[Entries from a dataset]
• • • •
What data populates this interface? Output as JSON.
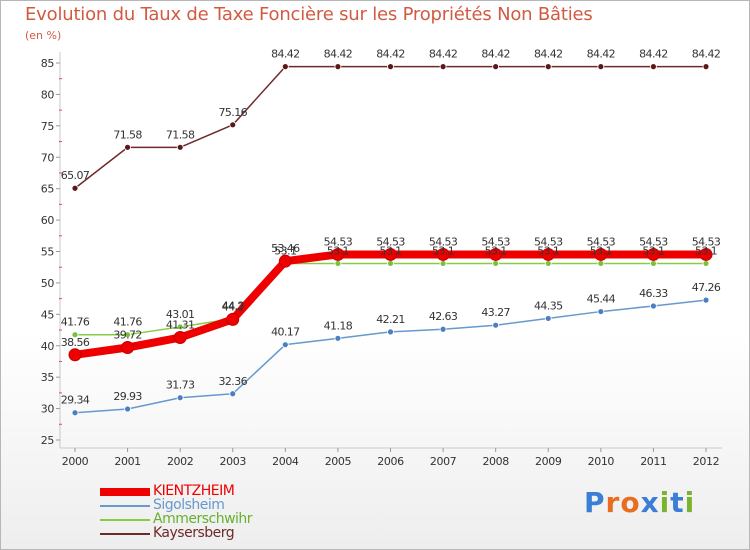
{
  "title": "Evolution du Taux de Taxe Foncière sur les Propriétés Non Bâties",
  "unit_label": "(en %)",
  "brand": {
    "letters": [
      "P",
      "r",
      "o",
      "x",
      "i",
      "t",
      "i"
    ],
    "colors": [
      "#3a7fd5",
      "#e86d1f",
      "#e86d1f",
      "#3a7fd5",
      "#7ab32e",
      "#3a7fd5",
      "#7ab32e"
    ]
  },
  "chart_data": {
    "type": "line",
    "title": "Evolution du Taux de Taxe Foncière sur les Propriétés Non Bâties",
    "ylabel": "(en %)",
    "xlabel": "",
    "x": [
      "2000",
      "2001",
      "2002",
      "2003",
      "2004",
      "2005",
      "2006",
      "2007",
      "2008",
      "2009",
      "2010",
      "2011",
      "2012"
    ],
    "ylim": [
      25,
      85
    ],
    "yticks": [
      25,
      30,
      35,
      40,
      45,
      50,
      55,
      60,
      65,
      70,
      75,
      80,
      85
    ],
    "grid": false,
    "legend_position": "bottom-left",
    "series": [
      {
        "name": "KIENTZHEIM",
        "color": "#ee0000",
        "marker_color": "#ee0000",
        "values": [
          38.56,
          39.72,
          41.31,
          44.2,
          53.46,
          54.53,
          54.53,
          54.53,
          54.53,
          54.53,
          54.53,
          54.53,
          54.53
        ],
        "labels": [
          "38.56",
          "39.72",
          "41.31",
          "44.2",
          "53.46",
          "54.53",
          "54.53",
          "54.53",
          "54.53",
          "54.53",
          "54.53",
          "54.53",
          "54.53"
        ]
      },
      {
        "name": "Sigolsheim",
        "color": "#6699cc",
        "marker_color": "#4a7fc1",
        "values": [
          29.34,
          29.93,
          31.73,
          32.36,
          40.17,
          41.18,
          42.21,
          42.63,
          43.27,
          44.35,
          45.44,
          46.33,
          47.26
        ],
        "labels": [
          "29.34",
          "29.93",
          "31.73",
          "32.36",
          "40.17",
          "41.18",
          "42.21",
          "42.63",
          "43.27",
          "44.35",
          "45.44",
          "46.33",
          "47.26"
        ]
      },
      {
        "name": "Ammerschwihr",
        "color": "#88cc44",
        "marker_color": "#77c23a",
        "values": [
          41.76,
          41.76,
          43.01,
          44.3,
          53.1,
          53.1,
          53.1,
          53.1,
          53.1,
          53.1,
          53.1,
          53.1,
          53.1
        ],
        "labels": [
          "41.76",
          "41.76",
          "43.01",
          "44.3",
          "53.1",
          "53.1",
          "53.1",
          "53.1",
          "53.1",
          "53.1",
          "53.1",
          "53.1",
          "53.1"
        ]
      },
      {
        "name": "Kaysersberg",
        "color": "#6e2a2a",
        "marker_color": "#5a1818",
        "values": [
          65.07,
          71.58,
          71.58,
          75.16,
          84.42,
          84.42,
          84.42,
          84.42,
          84.42,
          84.42,
          84.42,
          84.42,
          84.42
        ],
        "labels": [
          "65.07",
          "71.58",
          "71.58",
          "75.16",
          "84.42",
          "84.42",
          "84.42",
          "84.42",
          "84.42",
          "84.42",
          "84.42",
          "84.42",
          "84.42"
        ]
      }
    ]
  }
}
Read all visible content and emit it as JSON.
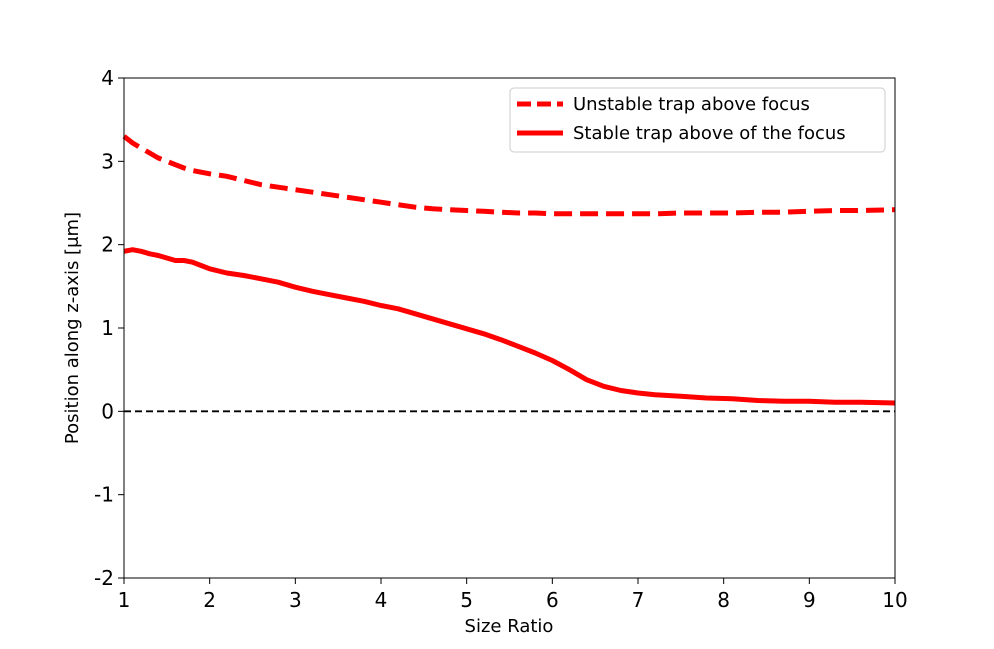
{
  "chart_data": {
    "type": "line",
    "xlabel": "Size Ratio",
    "ylabel": "Position along z-axis [μm]",
    "xlim": [
      1,
      10
    ],
    "ylim": [
      -2,
      4
    ],
    "x_ticks": [
      "1",
      "2",
      "3",
      "4",
      "5",
      "6",
      "7",
      "8",
      "9",
      "10"
    ],
    "y_ticks": [
      "-2",
      "-1",
      "0",
      "1",
      "2",
      "3",
      "4"
    ],
    "grid": false,
    "legend_position": "top-right",
    "reference_line": {
      "y": 0,
      "style": "dashed",
      "color": "#000000"
    },
    "series": [
      {
        "name": "Unstable trap above focus",
        "style": "dashed",
        "color": "#ff0000",
        "x": [
          1.0,
          1.1,
          1.2,
          1.3,
          1.4,
          1.5,
          1.6,
          1.7,
          1.8,
          1.9,
          2.0,
          2.2,
          2.4,
          2.6,
          2.8,
          3.0,
          3.2,
          3.4,
          3.6,
          3.8,
          4.0,
          4.2,
          4.4,
          4.6,
          4.8,
          5.0,
          5.2,
          5.4,
          5.6,
          5.8,
          6.0,
          6.3,
          6.6,
          6.9,
          7.2,
          7.5,
          7.8,
          8.1,
          8.4,
          8.7,
          9.0,
          9.3,
          9.6,
          10.0
        ],
        "y": [
          3.3,
          3.22,
          3.16,
          3.1,
          3.04,
          3.0,
          2.96,
          2.92,
          2.89,
          2.87,
          2.85,
          2.82,
          2.77,
          2.72,
          2.69,
          2.66,
          2.63,
          2.6,
          2.57,
          2.54,
          2.51,
          2.48,
          2.45,
          2.43,
          2.42,
          2.41,
          2.4,
          2.39,
          2.38,
          2.38,
          2.37,
          2.37,
          2.37,
          2.37,
          2.37,
          2.38,
          2.38,
          2.38,
          2.39,
          2.39,
          2.4,
          2.41,
          2.41,
          2.42
        ]
      },
      {
        "name": "Stable trap above of the focus",
        "style": "solid",
        "color": "#ff0000",
        "x": [
          1.0,
          1.1,
          1.2,
          1.3,
          1.4,
          1.5,
          1.6,
          1.7,
          1.8,
          1.9,
          2.0,
          2.2,
          2.4,
          2.6,
          2.8,
          3.0,
          3.2,
          3.4,
          3.6,
          3.8,
          4.0,
          4.2,
          4.4,
          4.6,
          4.8,
          5.0,
          5.2,
          5.4,
          5.6,
          5.8,
          6.0,
          6.2,
          6.4,
          6.6,
          6.8,
          7.0,
          7.2,
          7.5,
          7.8,
          8.1,
          8.4,
          8.7,
          9.0,
          9.3,
          9.6,
          10.0
        ],
        "y": [
          1.92,
          1.94,
          1.92,
          1.89,
          1.87,
          1.84,
          1.81,
          1.81,
          1.79,
          1.75,
          1.71,
          1.66,
          1.63,
          1.59,
          1.55,
          1.49,
          1.44,
          1.4,
          1.36,
          1.32,
          1.27,
          1.23,
          1.17,
          1.11,
          1.05,
          0.99,
          0.93,
          0.86,
          0.78,
          0.7,
          0.61,
          0.5,
          0.38,
          0.3,
          0.25,
          0.22,
          0.2,
          0.18,
          0.16,
          0.15,
          0.13,
          0.12,
          0.12,
          0.11,
          0.11,
          0.1
        ]
      }
    ]
  }
}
• • • •
Exercise prompt
All of the material above is to be copied exactly, except for its images.

Solved problem
What data populates this interface? Output as JSON.
{
  "title": "Evolution du Taux de Taxe Foncière sur les Propriétés Non Bâties",
  "unit_label": "(en %)",
  "brand": {
    "letters": [
      "P",
      "r",
      "o",
      "x",
      "i",
      "t",
      "i"
    ],
    "colors": [
      "#3a7fd5",
      "#e86d1f",
      "#e86d1f",
      "#3a7fd5",
      "#7ab32e",
      "#3a7fd5",
      "#7ab32e"
    ]
  },
  "chart_data": {
    "type": "line",
    "title": "Evolution du Taux de Taxe Foncière sur les Propriétés Non Bâties",
    "ylabel": "(en %)",
    "xlabel": "",
    "x": [
      "2000",
      "2001",
      "2002",
      "2003",
      "2004",
      "2005",
      "2006",
      "2007",
      "2008",
      "2009",
      "2010",
      "2011",
      "2012"
    ],
    "ylim": [
      25,
      85
    ],
    "yticks": [
      25,
      30,
      35,
      40,
      45,
      50,
      55,
      60,
      65,
      70,
      75,
      80,
      85
    ],
    "grid": false,
    "legend_position": "bottom-left",
    "series": [
      {
        "name": "KIENTZHEIM",
        "color": "#ee0000",
        "marker_color": "#ee0000",
        "values": [
          38.56,
          39.72,
          41.31,
          44.2,
          53.46,
          54.53,
          54.53,
          54.53,
          54.53,
          54.53,
          54.53,
          54.53,
          54.53
        ],
        "labels": [
          "38.56",
          "39.72",
          "41.31",
          "44.2",
          "53.46",
          "54.53",
          "54.53",
          "54.53",
          "54.53",
          "54.53",
          "54.53",
          "54.53",
          "54.53"
        ]
      },
      {
        "name": "Sigolsheim",
        "color": "#6699cc",
        "marker_color": "#4a7fc1",
        "values": [
          29.34,
          29.93,
          31.73,
          32.36,
          40.17,
          41.18,
          42.21,
          42.63,
          43.27,
          44.35,
          45.44,
          46.33,
          47.26
        ],
        "labels": [
          "29.34",
          "29.93",
          "31.73",
          "32.36",
          "40.17",
          "41.18",
          "42.21",
          "42.63",
          "43.27",
          "44.35",
          "45.44",
          "46.33",
          "47.26"
        ]
      },
      {
        "name": "Ammerschwihr",
        "color": "#88cc44",
        "marker_color": "#77c23a",
        "values": [
          41.76,
          41.76,
          43.01,
          44.3,
          53.1,
          53.1,
          53.1,
          53.1,
          53.1,
          53.1,
          53.1,
          53.1,
          53.1
        ],
        "labels": [
          "41.76",
          "41.76",
          "43.01",
          "44.3",
          "53.1",
          "53.1",
          "53.1",
          "53.1",
          "53.1",
          "53.1",
          "53.1",
          "53.1",
          "53.1"
        ]
      },
      {
        "name": "Kaysersberg",
        "color": "#6e2a2a",
        "marker_color": "#5a1818",
        "values": [
          65.07,
          71.58,
          71.58,
          75.16,
          84.42,
          84.42,
          84.42,
          84.42,
          84.42,
          84.42,
          84.42,
          84.42,
          84.42
        ],
        "labels": [
          "65.07",
          "71.58",
          "71.58",
          "75.16",
          "84.42",
          "84.42",
          "84.42",
          "84.42",
          "84.42",
          "84.42",
          "84.42",
          "84.42",
          "84.42"
        ]
      }
    ]
  }
}
Read all visible content and emit it as JSON.
{
  "chart_data": {
    "type": "line",
    "xlabel": "Size Ratio",
    "ylabel": "Position along z-axis [μm]",
    "xlim": [
      1,
      10
    ],
    "ylim": [
      -2,
      4
    ],
    "x_ticks": [
      "1",
      "2",
      "3",
      "4",
      "5",
      "6",
      "7",
      "8",
      "9",
      "10"
    ],
    "y_ticks": [
      "-2",
      "-1",
      "0",
      "1",
      "2",
      "3",
      "4"
    ],
    "grid": false,
    "legend_position": "top-right",
    "reference_line": {
      "y": 0,
      "style": "dashed",
      "color": "#000000"
    },
    "series": [
      {
        "name": "Unstable trap above focus",
        "style": "dashed",
        "color": "#ff0000",
        "x": [
          1.0,
          1.1,
          1.2,
          1.3,
          1.4,
          1.5,
          1.6,
          1.7,
          1.8,
          1.9,
          2.0,
          2.2,
          2.4,
          2.6,
          2.8,
          3.0,
          3.2,
          3.4,
          3.6,
          3.8,
          4.0,
          4.2,
          4.4,
          4.6,
          4.8,
          5.0,
          5.2,
          5.4,
          5.6,
          5.8,
          6.0,
          6.3,
          6.6,
          6.9,
          7.2,
          7.5,
          7.8,
          8.1,
          8.4,
          8.7,
          9.0,
          9.3,
          9.6,
          10.0
        ],
        "y": [
          3.3,
          3.22,
          3.16,
          3.1,
          3.04,
          3.0,
          2.96,
          2.92,
          2.89,
          2.87,
          2.85,
          2.82,
          2.77,
          2.72,
          2.69,
          2.66,
          2.63,
          2.6,
          2.57,
          2.54,
          2.51,
          2.48,
          2.45,
          2.43,
          2.42,
          2.41,
          2.4,
          2.39,
          2.38,
          2.38,
          2.37,
          2.37,
          2.37,
          2.37,
          2.37,
          2.38,
          2.38,
          2.38,
          2.39,
          2.39,
          2.4,
          2.41,
          2.41,
          2.42
        ]
      },
      {
        "name": "Stable trap above of the focus",
        "style": "solid",
        "color": "#ff0000",
        "x": [
          1.0,
          1.1,
          1.2,
          1.3,
          1.4,
          1.5,
          1.6,
          1.7,
          1.8,
          1.9,
          2.0,
          2.2,
          2.4,
          2.6,
          2.8,
          3.0,
          3.2,
          3.4,
          3.6,
          3.8,
          4.0,
          4.2,
          4.4,
          4.6,
          4.8,
          5.0,
          5.2,
          5.4,
          5.6,
          5.8,
          6.0,
          6.2,
          6.4,
          6.6,
          6.8,
          7.0,
          7.2,
          7.5,
          7.8,
          8.1,
          8.4,
          8.7,
          9.0,
          9.3,
          9.6,
          10.0
        ],
        "y": [
          1.92,
          1.94,
          1.92,
          1.89,
          1.87,
          1.84,
          1.81,
          1.81,
          1.79,
          1.75,
          1.71,
          1.66,
          1.63,
          1.59,
          1.55,
          1.49,
          1.44,
          1.4,
          1.36,
          1.32,
          1.27,
          1.23,
          1.17,
          1.11,
          1.05,
          0.99,
          0.93,
          0.86,
          0.78,
          0.7,
          0.61,
          0.5,
          0.38,
          0.3,
          0.25,
          0.22,
          0.2,
          0.18,
          0.16,
          0.15,
          0.13,
          0.12,
          0.12,
          0.11,
          0.11,
          0.1
        ]
      }
    ]
  }
}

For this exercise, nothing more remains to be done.